= Required task =
Gather every line that includes the word "مثالية", please.
** START Task input **
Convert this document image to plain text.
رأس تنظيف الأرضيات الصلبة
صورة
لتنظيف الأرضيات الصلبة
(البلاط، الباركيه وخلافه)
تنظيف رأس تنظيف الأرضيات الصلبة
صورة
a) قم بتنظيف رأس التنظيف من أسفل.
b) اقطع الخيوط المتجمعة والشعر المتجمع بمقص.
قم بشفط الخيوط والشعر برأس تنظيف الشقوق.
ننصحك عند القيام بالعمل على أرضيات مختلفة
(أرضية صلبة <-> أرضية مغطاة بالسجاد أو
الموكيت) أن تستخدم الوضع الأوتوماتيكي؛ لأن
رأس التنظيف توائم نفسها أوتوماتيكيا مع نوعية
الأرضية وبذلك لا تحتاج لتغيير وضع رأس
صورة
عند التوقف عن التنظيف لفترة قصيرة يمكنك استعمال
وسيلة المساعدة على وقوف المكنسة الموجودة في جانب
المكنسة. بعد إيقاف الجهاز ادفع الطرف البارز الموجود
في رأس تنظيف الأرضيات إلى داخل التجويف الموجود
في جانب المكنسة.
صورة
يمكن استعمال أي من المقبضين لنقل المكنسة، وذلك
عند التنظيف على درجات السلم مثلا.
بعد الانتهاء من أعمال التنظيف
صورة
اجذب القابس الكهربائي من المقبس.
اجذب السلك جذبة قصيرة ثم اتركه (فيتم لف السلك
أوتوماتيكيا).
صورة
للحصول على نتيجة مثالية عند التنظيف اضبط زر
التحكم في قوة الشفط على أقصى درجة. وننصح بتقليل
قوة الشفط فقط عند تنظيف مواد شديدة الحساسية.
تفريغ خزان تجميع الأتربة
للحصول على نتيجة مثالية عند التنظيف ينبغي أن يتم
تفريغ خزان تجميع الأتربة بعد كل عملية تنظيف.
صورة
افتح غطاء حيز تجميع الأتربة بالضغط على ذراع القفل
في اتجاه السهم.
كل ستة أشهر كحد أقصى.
** END Task input **
= Answer for the task =
للحصول على نتيجة مثالية عند التنظيف اضبط زر
للحصول على نتيجة مثالية عند التنظيف ينبغي أن يتم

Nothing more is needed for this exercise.